§ THE REQUEST: Set down the whole listing verbatim.

####

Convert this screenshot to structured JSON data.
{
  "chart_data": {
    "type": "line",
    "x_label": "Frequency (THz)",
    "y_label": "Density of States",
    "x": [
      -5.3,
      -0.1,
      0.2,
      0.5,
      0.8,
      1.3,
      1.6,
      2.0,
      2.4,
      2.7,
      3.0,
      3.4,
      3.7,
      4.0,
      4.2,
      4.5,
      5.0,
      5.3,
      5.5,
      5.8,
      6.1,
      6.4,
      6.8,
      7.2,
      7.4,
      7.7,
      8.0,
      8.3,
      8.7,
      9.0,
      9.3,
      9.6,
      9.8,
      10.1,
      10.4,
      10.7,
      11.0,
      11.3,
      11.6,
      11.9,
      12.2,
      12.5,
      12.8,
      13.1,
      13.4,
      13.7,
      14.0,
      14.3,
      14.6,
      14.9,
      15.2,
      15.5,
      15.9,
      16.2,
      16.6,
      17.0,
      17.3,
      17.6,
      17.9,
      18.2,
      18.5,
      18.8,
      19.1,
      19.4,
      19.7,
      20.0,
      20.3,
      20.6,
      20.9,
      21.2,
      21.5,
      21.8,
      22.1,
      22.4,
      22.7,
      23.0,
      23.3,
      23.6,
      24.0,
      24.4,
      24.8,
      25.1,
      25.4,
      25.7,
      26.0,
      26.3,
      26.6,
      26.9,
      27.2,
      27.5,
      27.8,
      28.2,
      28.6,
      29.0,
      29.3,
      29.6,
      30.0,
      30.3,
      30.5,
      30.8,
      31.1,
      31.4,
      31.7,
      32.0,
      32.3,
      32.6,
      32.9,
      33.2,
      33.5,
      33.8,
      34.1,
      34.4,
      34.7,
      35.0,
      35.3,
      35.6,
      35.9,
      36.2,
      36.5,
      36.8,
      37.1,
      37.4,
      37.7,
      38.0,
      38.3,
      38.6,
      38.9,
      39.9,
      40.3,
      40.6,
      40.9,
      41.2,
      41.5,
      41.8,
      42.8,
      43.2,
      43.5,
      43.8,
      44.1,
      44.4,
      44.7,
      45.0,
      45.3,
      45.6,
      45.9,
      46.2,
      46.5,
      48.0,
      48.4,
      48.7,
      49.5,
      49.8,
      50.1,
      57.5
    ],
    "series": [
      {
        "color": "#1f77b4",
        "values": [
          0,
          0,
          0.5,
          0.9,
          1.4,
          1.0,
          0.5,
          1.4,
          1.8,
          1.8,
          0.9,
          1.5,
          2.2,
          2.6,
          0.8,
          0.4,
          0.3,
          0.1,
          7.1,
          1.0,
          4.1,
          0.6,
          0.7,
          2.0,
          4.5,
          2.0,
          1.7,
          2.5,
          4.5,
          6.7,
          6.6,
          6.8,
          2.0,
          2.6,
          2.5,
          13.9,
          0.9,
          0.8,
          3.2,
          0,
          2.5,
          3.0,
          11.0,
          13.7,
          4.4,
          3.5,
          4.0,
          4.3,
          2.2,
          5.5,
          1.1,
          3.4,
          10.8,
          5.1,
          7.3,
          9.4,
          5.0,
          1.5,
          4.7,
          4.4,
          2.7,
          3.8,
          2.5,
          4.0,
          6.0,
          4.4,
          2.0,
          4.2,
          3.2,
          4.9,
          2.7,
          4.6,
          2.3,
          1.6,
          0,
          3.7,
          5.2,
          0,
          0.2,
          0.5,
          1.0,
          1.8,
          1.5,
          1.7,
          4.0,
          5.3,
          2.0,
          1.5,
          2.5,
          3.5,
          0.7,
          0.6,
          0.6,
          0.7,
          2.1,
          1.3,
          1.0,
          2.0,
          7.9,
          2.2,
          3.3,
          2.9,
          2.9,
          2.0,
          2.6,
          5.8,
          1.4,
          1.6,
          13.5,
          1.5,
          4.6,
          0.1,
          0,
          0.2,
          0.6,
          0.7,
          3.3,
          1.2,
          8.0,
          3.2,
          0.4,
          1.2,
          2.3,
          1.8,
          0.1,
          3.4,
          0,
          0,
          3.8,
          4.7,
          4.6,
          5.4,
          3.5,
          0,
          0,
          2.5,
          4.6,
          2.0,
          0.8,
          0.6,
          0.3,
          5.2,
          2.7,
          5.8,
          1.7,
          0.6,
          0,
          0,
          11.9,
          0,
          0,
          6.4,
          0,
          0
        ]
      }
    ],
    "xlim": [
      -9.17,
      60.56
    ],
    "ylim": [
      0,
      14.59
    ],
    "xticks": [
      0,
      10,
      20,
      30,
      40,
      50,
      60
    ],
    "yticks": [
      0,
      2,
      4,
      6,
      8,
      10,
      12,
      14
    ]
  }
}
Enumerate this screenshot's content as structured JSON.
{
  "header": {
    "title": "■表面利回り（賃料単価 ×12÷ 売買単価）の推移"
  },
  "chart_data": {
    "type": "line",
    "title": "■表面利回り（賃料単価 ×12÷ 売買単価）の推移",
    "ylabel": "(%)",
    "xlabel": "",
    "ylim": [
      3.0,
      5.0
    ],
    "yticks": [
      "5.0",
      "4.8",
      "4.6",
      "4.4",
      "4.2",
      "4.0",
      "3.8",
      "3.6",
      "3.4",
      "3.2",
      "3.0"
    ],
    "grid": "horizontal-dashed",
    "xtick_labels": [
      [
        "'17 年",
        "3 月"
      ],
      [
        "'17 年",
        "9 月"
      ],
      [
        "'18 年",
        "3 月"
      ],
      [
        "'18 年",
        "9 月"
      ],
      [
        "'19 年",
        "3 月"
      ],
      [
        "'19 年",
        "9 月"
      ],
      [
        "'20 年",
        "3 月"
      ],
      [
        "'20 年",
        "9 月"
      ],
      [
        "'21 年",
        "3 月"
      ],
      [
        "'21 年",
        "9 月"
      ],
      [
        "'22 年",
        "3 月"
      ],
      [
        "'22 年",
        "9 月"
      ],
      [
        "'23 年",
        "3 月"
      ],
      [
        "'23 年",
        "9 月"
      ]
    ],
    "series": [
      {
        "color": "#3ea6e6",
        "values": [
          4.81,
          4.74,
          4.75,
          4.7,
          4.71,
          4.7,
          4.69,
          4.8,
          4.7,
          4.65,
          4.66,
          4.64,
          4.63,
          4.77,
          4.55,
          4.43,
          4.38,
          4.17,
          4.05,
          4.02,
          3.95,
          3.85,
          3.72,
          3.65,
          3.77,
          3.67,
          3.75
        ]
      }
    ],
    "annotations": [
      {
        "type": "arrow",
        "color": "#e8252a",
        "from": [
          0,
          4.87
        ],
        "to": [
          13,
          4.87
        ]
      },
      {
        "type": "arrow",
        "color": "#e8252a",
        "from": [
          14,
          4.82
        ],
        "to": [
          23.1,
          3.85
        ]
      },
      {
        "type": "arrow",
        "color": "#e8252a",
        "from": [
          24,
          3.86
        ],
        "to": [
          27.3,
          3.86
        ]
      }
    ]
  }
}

####

§ OUTPUT:
Convert this screenshot to structured JSON data.
{
  "chart_data": {
    "type": "line",
    "x_label": "Frequency (THz)",
    "y_label": "Density of States",
    "x": [
      -5.3,
      -0.1,
      0.2,
      0.5,
      0.8,
      1.3,
      1.6,
      2.0,
      2.4,
      2.7,
      3.0,
      3.4,
      3.7,
      4.0,
      4.2,
      4.5,
      5.0,
      5.3,
      5.5,
      5.8,
      6.1,
      6.4,
      6.8,
      7.2,
      7.4,
      7.7,
      8.0,
      8.3,
      8.7,
      9.0,
      9.3,
      9.6,
      9.8,
      10.1,
      10.4,
      10.7,
      11.0,
      11.3,
      11.6,
      11.9,
      12.2,
      12.5,
      12.8,
      13.1,
      13.4,
      13.7,
      14.0,
      14.3,
      14.6,
      14.9,
      15.2,
      15.5,
      15.9,
      16.2,
      16.6,
      17.0,
      17.3,
      17.6,
      17.9,
      18.2,
      18.5,
      18.8,
      19.1,
      19.4,
      19.7,
      20.0,
      20.3,
      20.6,
      20.9,
      21.2,
      21.5,
      21.8,
      22.1,
      22.4,
      22.7,
      23.0,
      23.3,
      23.6,
      24.0,
      24.4,
      24.8,
      25.1,
      25.4,
      25.7,
      26.0,
      26.3,
      26.6,
      26.9,
      27.2,
      27.5,
      27.8,
      28.2,
      28.6,
      29.0,
      29.3,
      29.6,
      30.0,
      30.3,
      30.5,
      30.8,
      31.1,
      31.4,
      31.7,
      32.0,
      32.3,
      32.6,
      32.9,
      33.2,
      33.5,
      33.8,
      34.1,
      34.4,
      34.7,
      35.0,
      35.3,
      35.6,
      35.9,
      36.2,
      36.5,
      36.8,
      37.1,
      37.4,
      37.7,
      38.0,
      38.3,
      38.6,
      38.9,
      39.9,
      40.3,
      40.6,
      40.9,
      41.2,
      41.5,
      41.8,
      42.8,
      43.2,
      43.5,
      43.8,
      44.1,
      44.4,
      44.7,
      45.0,
      45.3,
      45.6,
      45.9,
      46.2,
      46.5,
      48.0,
      48.4,
      48.7,
      49.5,
      49.8,
      50.1,
      57.5
    ],
    "series": [
      {
        "color": "#1f77b4",
        "values": [
          0,
          0,
          0.5,
          0.9,
          1.4,
          1.0,
          0.5,
          1.4,
          1.8,
          1.8,
          0.9,
          1.5,
          2.2,
          2.6,
          0.8,
          0.4,
          0.3,
          0.1,
          7.1,
          1.0,
          4.1,
          0.6,
          0.7,
          2.0,
          4.5,
          2.0,
          1.7,
          2.5,
          4.5,
          6.7,
          6.6,
          6.8,
          2.0,
          2.6,
          2.5,
          13.9,
          0.9,
          0.8,
          3.2,
          0,
          2.5,
          3.0,
          11.0,
          13.7,
          4.4,
          3.5,
          4.0,
          4.3,
          2.2,
          5.5,
          1.1,
          3.4,
          10.8,
          5.1,
          7.3,
          9.4,
          5.0,
          1.5,
          4.7,
          4.4,
          2.7,
          3.8,
          2.5,
          4.0,
          6.0,
          4.4,
          2.0,
          4.2,
          3.2,
          4.9,
          2.7,
          4.6,
          2.3,
          1.6,
          0,
          3.7,
          5.2,
          0,
          0.2,
          0.5,
          1.0,
          1.8,
          1.5,
          1.7,
          4.0,
          5.3,
          2.0,
          1.5,
          2.5,
          3.5,
          0.7,
          0.6,
          0.6,
          0.7,
          2.1,
          1.3,
          1.0,
          2.0,
          7.9,
          2.2,
          3.3,
          2.9,
          2.9,
          2.0,
          2.6,
          5.8,
          1.4,
          1.6,
          13.5,
          1.5,
          4.6,
          0.1,
          0,
          0.2,
          0.6,
          0.7,
          3.3,
          1.2,
          8.0,
          3.2,
          0.4,
          1.2,
          2.3,
          1.8,
          0.1,
          3.4,
          0,
          0,
          3.8,
          4.7,
          4.6,
          5.4,
          3.5,
          0,
          0,
          2.5,
          4.6,
          2.0,
          0.8,
          0.6,
          0.3,
          5.2,
          2.7,
          5.8,
          1.7,
          0.6,
          0,
          0,
          11.9,
          0,
          0,
          6.4,
          0,
          0
        ]
      }
    ],
    "xlim": [
      -9.17,
      60.56
    ],
    "ylim": [
      0,
      14.59
    ],
    "xticks": [
      0,
      10,
      20,
      30,
      40,
      50,
      60
    ],
    "yticks": [
      0,
      2,
      4,
      6,
      8,
      10,
      12,
      14
    ]
  }
}
Enumerate this screenshot's content as structured JSON.
{
  "header": {
    "title": "■表面利回り（賃料単価 ×12÷ 売買単価）の推移"
  },
  "chart_data": {
    "type": "line",
    "title": "■表面利回り（賃料単価 ×12÷ 売買単価）の推移",
    "ylabel": "(%)",
    "xlabel": "",
    "ylim": [
      3.0,
      5.0
    ],
    "yticks": [
      "5.0",
      "4.8",
      "4.6",
      "4.4",
      "4.2",
      "4.0",
      "3.8",
      "3.6",
      "3.4",
      "3.2",
      "3.0"
    ],
    "grid": "horizontal-dashed",
    "xtick_labels": [
      [
        "'17 年",
        "3 月"
      ],
      [
        "'17 年",
        "9 月"
      ],
      [
        "'18 年",
        "3 月"
      ],
      [
        "'18 年",
        "9 月"
      ],
      [
        "'19 年",
        "3 月"
      ],
      [
        "'19 年",
        "9 月"
      ],
      [
        "'20 年",
        "3 月"
      ],
      [
        "'20 年",
        "9 月"
      ],
      [
        "'21 年",
        "3 月"
      ],
      [
        "'21 年",
        "9 月"
      ],
      [
        "'22 年",
        "3 月"
      ],
      [
        "'22 年",
        "9 月"
      ],
      [
        "'23 年",
        "3 月"
      ],
      [
        "'23 年",
        "9 月"
      ]
    ],
    "series": [
      {
        "color": "#3ea6e6",
        "values": [
          4.81,
          4.74,
          4.75,
          4.7,
          4.71,
          4.7,
          4.69,
          4.8,
          4.7,
          4.65,
          4.66,
          4.64,
          4.63,
          4.77,
          4.55,
          4.43,
          4.38,
          4.17,
          4.05,
          4.02,
          3.95,
          3.85,
          3.72,
          3.65,
          3.77,
          3.67,
          3.75
        ]
      }
    ],
    "annotations": [
      {
        "type": "arrow",
        "color": "#e8252a",
        "from": [
          0,
          4.87
        ],
        "to": [
          13,
          4.87
        ]
      },
      {
        "type": "arrow",
        "color": "#e8252a",
        "from": [
          14,
          4.82
        ],
        "to": [
          23.1,
          3.85
        ]
      },
      {
        "type": "arrow",
        "color": "#e8252a",
        "from": [
          24,
          3.86
        ],
        "to": [
          27.3,
          3.86
        ]
      }
    ]
  }
}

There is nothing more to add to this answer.